┌──
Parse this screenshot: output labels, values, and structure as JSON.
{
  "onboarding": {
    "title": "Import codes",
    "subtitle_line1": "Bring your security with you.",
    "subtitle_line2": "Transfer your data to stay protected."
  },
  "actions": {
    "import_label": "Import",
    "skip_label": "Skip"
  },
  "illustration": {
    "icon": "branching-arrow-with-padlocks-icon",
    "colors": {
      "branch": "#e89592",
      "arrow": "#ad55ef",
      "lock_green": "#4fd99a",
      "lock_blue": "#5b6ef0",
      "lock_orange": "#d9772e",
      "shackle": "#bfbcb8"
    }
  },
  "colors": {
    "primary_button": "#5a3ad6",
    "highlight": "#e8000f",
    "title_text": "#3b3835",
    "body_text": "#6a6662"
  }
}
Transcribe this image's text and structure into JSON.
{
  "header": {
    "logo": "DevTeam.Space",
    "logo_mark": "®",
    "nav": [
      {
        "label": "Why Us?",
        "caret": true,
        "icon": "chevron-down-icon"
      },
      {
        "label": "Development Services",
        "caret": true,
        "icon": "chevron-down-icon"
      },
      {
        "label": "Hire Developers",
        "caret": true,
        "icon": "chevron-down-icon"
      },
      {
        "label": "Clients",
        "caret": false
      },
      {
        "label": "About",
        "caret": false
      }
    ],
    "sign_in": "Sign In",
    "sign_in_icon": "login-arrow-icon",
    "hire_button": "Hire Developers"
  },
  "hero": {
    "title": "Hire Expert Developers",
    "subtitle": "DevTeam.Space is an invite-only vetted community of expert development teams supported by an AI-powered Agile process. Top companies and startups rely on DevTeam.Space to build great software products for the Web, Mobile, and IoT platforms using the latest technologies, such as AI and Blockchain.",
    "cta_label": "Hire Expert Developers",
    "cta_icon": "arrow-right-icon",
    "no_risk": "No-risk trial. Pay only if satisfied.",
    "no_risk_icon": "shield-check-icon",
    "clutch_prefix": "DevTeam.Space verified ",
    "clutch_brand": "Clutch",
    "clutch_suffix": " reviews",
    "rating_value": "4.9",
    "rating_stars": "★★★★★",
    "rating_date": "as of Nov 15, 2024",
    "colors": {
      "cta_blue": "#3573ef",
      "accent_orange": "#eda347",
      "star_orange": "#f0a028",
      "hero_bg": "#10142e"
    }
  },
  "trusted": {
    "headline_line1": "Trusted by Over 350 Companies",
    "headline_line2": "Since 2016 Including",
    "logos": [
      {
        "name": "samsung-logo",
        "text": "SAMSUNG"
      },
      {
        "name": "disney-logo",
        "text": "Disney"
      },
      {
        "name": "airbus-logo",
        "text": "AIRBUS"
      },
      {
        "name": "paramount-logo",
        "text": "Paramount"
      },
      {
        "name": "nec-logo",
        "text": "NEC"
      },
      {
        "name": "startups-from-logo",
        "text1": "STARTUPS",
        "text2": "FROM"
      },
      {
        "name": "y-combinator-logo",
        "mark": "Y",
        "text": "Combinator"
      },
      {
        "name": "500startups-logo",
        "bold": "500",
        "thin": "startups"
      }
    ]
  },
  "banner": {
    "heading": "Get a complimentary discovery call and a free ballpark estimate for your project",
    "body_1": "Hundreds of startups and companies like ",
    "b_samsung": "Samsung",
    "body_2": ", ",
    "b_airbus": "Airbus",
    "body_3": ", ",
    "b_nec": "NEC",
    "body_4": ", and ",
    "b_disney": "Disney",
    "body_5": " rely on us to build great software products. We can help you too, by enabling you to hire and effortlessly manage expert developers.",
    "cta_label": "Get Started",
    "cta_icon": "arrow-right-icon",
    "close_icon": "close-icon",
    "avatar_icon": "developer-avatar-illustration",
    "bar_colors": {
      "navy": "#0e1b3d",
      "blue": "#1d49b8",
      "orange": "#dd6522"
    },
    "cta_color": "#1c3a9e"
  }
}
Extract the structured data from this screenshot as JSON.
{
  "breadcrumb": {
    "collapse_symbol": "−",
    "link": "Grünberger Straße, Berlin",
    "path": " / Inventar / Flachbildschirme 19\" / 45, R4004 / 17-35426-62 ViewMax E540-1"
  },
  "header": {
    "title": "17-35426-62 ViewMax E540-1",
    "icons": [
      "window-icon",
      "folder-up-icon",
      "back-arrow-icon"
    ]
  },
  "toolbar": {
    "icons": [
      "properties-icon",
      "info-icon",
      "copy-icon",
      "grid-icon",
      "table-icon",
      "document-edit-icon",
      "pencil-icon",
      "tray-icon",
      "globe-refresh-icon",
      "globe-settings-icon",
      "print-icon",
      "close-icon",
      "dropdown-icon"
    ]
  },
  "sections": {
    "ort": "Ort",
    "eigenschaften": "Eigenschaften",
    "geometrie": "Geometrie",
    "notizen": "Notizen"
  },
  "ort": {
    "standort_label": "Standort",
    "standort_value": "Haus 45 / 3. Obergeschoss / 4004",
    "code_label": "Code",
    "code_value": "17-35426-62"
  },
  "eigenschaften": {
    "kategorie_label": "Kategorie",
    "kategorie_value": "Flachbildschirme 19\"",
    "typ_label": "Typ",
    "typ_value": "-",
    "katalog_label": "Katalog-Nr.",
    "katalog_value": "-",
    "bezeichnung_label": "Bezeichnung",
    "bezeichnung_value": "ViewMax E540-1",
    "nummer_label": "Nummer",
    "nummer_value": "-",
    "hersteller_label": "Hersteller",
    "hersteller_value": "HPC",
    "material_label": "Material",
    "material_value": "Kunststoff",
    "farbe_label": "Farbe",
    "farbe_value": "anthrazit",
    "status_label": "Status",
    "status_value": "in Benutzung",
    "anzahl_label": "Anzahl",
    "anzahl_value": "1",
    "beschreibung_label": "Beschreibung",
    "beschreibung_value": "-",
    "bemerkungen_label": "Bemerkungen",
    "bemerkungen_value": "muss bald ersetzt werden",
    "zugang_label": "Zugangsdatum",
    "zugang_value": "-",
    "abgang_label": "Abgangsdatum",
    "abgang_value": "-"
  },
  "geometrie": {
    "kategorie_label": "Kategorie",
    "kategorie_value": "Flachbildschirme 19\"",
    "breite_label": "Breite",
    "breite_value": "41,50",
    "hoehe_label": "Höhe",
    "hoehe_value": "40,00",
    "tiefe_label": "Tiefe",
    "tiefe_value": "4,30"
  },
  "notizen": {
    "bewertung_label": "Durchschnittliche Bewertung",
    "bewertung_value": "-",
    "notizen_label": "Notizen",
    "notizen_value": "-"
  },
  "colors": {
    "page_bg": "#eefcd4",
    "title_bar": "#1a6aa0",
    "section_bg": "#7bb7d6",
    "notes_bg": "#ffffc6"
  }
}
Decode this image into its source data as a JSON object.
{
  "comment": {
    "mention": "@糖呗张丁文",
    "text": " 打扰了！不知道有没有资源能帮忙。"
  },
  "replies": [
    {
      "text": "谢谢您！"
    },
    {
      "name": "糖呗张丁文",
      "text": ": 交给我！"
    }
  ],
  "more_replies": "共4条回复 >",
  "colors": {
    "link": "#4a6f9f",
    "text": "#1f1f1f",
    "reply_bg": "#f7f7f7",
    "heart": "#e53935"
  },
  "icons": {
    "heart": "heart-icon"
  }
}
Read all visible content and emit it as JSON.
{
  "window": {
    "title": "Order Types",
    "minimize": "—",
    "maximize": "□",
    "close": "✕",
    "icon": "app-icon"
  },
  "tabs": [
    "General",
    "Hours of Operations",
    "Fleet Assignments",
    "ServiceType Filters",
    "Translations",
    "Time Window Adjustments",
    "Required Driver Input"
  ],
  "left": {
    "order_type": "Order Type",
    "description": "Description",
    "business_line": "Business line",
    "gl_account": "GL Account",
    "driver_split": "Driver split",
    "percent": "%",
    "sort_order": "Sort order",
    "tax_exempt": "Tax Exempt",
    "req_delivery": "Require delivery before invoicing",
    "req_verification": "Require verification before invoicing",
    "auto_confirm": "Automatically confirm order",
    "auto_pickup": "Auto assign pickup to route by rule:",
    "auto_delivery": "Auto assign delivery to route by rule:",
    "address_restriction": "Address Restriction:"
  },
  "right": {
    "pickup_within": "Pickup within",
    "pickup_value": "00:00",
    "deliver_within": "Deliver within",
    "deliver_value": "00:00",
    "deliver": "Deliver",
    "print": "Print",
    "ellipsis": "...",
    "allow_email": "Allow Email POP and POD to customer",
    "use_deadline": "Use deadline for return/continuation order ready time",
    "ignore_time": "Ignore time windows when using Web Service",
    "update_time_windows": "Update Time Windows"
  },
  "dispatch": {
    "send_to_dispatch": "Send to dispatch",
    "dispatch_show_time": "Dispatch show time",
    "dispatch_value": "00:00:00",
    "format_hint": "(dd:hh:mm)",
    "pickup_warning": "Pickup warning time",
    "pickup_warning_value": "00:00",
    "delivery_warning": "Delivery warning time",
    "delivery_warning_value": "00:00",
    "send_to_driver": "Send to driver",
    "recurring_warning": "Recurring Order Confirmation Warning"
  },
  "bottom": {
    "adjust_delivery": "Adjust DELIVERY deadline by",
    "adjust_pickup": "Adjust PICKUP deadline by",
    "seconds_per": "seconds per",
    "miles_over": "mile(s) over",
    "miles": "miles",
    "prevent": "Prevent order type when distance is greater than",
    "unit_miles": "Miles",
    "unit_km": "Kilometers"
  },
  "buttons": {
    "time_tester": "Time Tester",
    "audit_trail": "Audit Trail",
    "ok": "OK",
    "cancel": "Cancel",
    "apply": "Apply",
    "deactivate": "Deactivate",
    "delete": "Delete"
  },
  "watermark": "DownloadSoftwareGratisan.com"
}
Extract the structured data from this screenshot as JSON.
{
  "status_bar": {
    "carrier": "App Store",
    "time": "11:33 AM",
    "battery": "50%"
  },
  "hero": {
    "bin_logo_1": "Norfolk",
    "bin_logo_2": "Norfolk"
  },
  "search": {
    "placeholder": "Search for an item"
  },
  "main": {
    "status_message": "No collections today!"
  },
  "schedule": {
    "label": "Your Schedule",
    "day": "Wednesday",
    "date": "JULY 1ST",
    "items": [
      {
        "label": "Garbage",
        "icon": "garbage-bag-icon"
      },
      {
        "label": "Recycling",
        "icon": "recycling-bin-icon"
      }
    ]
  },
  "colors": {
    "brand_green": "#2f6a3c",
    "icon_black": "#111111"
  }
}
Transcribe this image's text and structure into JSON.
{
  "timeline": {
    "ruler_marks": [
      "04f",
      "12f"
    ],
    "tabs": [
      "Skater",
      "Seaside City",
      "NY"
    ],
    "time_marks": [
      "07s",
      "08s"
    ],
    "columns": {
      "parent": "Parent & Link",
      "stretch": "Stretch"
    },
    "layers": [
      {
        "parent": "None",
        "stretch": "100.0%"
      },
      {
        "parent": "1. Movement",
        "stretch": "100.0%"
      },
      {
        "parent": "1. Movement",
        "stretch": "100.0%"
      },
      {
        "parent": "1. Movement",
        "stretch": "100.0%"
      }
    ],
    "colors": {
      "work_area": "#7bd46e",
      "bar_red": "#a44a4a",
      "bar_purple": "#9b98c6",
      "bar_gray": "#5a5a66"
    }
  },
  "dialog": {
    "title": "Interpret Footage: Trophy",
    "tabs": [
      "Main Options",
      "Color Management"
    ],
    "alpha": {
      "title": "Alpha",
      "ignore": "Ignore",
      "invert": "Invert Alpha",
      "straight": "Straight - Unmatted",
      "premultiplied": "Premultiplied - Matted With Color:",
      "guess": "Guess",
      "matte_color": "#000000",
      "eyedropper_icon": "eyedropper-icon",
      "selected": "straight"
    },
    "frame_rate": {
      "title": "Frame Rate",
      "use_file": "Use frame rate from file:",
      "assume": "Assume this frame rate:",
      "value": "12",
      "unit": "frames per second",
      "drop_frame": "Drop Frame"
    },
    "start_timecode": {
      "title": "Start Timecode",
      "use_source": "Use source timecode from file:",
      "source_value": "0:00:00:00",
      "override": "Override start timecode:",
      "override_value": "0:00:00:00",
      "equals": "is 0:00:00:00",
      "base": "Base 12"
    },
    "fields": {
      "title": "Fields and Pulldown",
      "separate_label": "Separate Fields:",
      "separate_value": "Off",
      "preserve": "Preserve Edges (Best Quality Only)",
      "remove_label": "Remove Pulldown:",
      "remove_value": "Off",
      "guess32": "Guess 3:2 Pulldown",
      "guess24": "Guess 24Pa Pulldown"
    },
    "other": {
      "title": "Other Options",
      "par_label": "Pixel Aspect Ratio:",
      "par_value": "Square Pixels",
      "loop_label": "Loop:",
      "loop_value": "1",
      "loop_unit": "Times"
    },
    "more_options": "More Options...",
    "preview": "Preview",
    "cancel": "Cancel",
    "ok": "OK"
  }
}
└──
Short exercise.
Count every line in the data that contains the word "Send", then give that count and nothing else.

Written reply.
2